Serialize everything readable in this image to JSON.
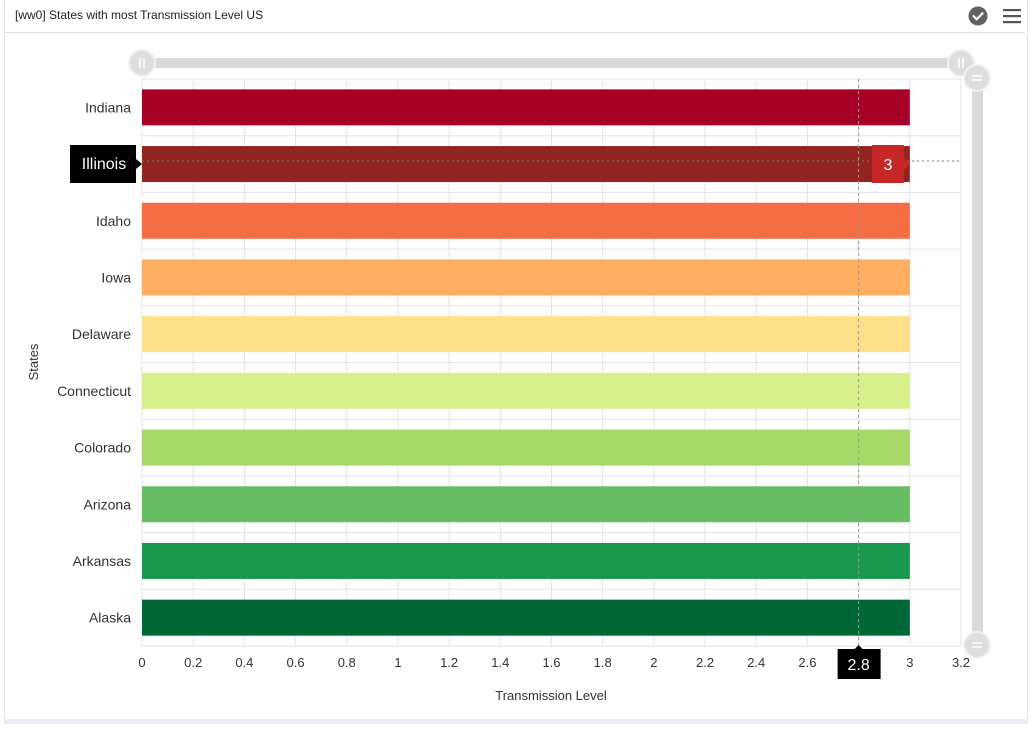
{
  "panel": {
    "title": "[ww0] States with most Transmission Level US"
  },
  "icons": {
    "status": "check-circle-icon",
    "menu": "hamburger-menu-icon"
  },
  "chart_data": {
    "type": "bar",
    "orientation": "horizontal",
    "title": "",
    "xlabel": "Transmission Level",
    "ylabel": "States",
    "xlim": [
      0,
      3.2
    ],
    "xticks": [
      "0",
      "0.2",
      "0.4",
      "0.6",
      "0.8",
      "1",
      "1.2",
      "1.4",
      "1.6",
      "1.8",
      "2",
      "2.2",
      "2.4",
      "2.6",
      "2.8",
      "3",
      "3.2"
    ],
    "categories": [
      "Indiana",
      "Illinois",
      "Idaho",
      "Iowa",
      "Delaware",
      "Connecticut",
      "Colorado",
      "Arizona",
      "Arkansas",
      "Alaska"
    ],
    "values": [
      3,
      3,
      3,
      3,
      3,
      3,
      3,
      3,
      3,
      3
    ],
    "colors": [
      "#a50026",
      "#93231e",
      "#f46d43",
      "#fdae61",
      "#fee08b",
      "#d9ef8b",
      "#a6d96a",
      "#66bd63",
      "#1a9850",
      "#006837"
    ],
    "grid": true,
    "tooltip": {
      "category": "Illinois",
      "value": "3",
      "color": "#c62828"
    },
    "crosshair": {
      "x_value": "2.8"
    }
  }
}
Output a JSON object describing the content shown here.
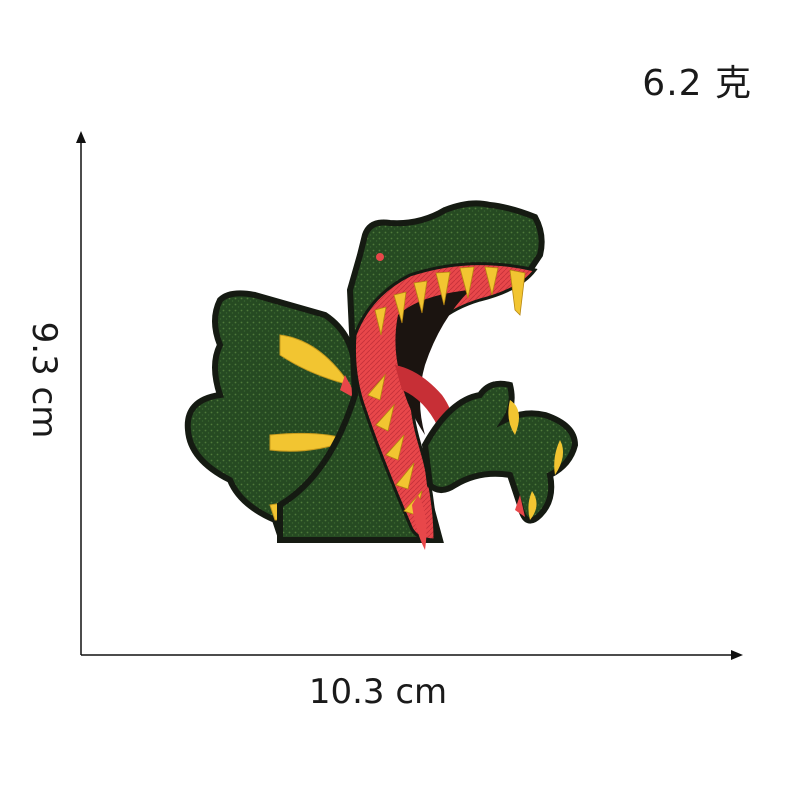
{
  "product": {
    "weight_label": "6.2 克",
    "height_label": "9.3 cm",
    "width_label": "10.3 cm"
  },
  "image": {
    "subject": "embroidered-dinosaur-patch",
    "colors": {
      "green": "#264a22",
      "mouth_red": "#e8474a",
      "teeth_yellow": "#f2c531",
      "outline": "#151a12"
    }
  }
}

==

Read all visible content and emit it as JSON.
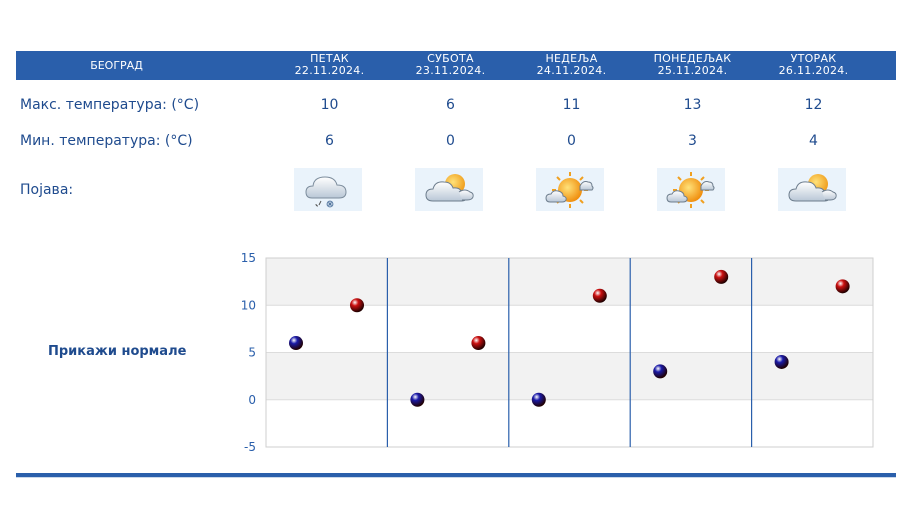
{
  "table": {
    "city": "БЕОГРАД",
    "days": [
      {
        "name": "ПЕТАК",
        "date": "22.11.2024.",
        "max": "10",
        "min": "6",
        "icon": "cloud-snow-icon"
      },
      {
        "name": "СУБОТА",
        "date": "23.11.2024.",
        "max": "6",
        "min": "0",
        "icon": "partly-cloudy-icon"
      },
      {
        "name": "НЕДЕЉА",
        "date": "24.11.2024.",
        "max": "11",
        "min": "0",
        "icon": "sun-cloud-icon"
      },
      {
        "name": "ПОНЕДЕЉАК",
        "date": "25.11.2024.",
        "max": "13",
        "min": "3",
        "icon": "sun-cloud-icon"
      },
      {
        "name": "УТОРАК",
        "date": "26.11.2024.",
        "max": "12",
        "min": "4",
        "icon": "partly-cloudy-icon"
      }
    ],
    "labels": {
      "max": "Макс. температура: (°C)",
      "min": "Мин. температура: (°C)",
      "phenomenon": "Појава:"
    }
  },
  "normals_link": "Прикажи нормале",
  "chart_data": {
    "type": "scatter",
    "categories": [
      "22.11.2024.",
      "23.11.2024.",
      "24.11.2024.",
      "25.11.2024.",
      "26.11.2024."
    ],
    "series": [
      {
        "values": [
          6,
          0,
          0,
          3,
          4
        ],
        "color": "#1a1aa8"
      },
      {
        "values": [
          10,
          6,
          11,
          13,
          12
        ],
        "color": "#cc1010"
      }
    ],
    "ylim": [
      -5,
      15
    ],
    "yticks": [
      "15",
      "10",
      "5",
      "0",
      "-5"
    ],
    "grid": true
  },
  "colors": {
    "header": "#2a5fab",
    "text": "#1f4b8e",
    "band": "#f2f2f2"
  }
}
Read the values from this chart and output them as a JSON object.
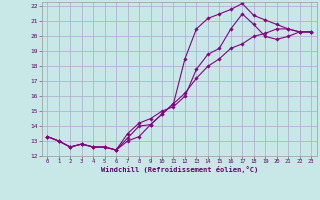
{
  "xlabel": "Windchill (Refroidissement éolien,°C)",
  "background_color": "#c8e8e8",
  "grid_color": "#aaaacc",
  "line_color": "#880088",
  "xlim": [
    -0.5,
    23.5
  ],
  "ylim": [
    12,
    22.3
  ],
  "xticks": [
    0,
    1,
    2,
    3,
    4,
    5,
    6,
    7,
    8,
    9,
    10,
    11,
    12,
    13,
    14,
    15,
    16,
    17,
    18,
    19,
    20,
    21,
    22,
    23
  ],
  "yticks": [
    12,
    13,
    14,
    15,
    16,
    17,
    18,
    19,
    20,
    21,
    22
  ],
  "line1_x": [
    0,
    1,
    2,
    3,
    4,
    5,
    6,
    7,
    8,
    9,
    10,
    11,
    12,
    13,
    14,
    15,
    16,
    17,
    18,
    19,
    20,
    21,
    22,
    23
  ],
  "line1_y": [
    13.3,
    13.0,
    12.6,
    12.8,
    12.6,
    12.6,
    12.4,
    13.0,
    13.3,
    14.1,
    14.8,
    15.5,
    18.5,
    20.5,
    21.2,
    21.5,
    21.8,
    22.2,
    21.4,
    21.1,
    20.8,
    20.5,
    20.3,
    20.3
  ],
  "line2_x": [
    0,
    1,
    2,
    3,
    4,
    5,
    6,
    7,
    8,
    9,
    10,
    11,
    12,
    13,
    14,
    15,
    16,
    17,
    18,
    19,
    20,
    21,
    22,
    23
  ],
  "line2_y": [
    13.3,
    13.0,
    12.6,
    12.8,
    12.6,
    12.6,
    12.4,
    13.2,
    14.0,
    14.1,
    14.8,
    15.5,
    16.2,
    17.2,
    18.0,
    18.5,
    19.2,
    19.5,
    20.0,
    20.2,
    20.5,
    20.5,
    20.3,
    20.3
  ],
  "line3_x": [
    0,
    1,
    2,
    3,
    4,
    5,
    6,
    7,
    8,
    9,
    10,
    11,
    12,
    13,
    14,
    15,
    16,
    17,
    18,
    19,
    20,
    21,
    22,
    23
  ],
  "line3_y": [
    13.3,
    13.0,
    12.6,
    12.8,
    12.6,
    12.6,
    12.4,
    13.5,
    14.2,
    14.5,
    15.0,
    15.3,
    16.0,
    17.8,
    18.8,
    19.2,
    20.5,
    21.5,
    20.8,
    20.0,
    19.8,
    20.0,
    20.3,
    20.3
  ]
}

--

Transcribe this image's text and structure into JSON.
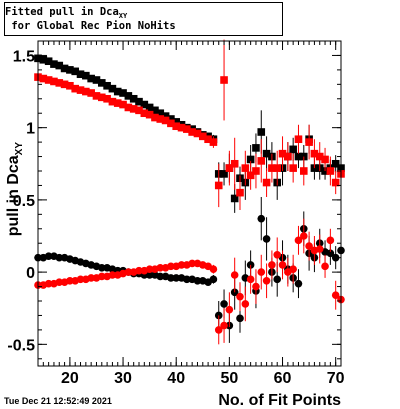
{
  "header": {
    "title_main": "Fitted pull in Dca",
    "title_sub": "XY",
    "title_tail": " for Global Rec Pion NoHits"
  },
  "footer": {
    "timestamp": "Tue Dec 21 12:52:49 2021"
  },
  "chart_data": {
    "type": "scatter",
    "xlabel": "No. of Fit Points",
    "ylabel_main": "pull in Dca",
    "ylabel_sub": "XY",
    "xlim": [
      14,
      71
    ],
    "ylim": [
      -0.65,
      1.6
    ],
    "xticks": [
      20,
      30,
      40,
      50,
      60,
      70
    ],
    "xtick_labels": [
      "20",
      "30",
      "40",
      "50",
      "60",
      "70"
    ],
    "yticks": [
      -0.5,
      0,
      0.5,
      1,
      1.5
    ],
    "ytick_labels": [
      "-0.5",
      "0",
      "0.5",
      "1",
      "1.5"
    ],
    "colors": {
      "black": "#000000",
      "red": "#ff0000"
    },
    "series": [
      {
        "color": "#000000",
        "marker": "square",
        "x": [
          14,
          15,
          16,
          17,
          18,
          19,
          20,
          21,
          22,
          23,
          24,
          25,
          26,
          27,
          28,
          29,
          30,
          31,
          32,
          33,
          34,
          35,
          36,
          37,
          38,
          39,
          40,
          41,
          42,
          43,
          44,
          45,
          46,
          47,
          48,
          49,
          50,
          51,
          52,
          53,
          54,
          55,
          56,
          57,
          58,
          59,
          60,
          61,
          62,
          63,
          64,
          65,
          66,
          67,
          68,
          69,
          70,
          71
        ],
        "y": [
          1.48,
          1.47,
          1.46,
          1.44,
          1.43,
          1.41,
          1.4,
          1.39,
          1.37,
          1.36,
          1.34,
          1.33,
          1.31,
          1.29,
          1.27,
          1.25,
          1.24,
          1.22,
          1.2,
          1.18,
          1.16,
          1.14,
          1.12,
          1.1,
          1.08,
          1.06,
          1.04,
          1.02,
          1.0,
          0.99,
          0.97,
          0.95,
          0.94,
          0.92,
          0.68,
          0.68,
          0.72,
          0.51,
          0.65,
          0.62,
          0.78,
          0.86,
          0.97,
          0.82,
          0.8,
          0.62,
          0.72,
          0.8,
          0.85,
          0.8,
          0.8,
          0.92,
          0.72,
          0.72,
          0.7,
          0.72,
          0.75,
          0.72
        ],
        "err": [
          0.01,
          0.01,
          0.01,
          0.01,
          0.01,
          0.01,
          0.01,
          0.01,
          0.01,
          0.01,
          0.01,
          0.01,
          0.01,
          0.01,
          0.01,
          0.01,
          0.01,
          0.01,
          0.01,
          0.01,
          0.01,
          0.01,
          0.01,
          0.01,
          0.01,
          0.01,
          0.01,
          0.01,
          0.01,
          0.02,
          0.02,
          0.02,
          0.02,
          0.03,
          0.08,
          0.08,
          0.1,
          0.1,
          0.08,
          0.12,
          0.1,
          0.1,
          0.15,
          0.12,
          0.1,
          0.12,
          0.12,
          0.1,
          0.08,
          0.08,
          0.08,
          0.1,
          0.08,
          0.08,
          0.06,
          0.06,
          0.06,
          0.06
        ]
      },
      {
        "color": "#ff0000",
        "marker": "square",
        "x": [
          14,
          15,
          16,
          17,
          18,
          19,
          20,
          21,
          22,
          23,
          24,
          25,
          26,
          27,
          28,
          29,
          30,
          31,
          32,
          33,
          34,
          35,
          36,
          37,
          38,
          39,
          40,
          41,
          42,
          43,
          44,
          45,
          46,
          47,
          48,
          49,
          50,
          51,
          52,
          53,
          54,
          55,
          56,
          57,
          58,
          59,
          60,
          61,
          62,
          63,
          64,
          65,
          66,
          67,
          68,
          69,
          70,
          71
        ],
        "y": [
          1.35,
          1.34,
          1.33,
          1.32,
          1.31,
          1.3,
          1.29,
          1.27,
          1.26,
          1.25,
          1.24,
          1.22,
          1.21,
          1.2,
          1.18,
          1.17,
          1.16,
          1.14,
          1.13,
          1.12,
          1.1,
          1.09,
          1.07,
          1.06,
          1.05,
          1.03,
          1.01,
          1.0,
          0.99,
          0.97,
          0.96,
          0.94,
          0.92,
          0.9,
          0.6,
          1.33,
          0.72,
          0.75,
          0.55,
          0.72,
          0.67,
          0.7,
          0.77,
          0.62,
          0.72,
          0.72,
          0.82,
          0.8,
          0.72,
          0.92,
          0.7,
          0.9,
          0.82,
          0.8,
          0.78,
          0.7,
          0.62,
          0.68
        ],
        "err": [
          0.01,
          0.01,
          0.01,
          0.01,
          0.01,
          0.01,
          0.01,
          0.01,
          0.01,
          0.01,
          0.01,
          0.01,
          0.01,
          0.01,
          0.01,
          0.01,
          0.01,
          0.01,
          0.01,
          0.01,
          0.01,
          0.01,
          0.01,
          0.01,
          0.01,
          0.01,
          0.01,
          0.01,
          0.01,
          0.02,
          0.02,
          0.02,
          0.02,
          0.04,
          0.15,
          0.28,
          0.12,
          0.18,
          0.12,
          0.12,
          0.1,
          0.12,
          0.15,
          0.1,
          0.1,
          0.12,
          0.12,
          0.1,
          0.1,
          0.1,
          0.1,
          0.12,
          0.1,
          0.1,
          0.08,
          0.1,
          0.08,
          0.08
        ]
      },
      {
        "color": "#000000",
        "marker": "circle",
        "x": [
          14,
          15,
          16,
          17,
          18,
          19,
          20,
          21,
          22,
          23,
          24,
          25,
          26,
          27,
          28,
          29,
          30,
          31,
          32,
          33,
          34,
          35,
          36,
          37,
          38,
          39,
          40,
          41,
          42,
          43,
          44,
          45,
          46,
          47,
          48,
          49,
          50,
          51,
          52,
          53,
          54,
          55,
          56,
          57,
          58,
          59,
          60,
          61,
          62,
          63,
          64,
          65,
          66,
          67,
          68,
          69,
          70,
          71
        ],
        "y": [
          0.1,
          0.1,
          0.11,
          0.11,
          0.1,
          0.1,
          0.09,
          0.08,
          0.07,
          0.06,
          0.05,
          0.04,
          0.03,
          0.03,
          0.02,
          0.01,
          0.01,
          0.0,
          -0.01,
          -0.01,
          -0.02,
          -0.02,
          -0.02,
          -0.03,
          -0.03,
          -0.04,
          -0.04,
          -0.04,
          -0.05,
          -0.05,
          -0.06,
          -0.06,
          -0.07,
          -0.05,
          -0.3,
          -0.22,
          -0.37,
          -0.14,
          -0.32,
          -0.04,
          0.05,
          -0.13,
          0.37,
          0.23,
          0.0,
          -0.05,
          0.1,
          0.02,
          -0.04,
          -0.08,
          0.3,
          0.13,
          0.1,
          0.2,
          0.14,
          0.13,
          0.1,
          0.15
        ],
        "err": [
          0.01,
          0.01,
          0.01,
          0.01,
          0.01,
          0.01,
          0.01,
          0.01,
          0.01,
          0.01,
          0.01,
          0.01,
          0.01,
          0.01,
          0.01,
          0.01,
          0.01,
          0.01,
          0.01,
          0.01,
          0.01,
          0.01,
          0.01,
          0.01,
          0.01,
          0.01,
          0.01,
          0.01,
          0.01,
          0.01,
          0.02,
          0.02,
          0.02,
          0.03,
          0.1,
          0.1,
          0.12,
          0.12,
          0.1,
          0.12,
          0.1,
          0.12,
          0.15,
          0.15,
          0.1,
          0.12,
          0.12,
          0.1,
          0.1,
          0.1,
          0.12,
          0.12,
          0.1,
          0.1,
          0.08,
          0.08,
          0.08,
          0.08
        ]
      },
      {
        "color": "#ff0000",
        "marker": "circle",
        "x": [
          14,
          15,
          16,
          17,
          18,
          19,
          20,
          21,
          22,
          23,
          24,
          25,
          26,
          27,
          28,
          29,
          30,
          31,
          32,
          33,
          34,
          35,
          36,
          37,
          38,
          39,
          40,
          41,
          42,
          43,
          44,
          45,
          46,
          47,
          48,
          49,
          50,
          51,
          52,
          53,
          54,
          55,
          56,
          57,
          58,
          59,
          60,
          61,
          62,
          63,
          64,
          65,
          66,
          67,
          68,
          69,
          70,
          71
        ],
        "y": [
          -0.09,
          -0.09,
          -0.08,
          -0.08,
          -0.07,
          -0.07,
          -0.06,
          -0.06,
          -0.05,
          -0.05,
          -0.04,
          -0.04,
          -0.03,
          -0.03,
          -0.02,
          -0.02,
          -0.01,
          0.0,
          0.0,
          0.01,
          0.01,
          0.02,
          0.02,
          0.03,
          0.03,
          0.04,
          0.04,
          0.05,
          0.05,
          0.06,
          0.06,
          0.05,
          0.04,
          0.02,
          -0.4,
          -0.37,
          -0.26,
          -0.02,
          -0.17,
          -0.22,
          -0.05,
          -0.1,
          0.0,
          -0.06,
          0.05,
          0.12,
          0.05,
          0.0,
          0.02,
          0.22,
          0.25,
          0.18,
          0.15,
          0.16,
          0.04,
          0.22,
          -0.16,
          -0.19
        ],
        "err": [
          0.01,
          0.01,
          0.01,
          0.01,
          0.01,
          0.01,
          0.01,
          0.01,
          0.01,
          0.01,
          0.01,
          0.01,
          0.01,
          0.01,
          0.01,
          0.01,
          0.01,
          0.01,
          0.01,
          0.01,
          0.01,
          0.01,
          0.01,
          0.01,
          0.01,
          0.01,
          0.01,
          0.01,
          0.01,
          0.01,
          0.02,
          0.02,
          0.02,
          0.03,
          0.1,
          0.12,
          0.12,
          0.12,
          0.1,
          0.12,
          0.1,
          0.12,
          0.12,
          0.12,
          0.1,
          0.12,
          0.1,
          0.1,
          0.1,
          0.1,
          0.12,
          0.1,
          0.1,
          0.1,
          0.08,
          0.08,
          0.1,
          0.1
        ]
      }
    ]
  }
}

[To be done]: Which lines hold the word "pull"? Copy all of them.

[Exercise output]:
    "title_main": "Fitted pull in Dca",
    "ylabel_main": "pull in Dca",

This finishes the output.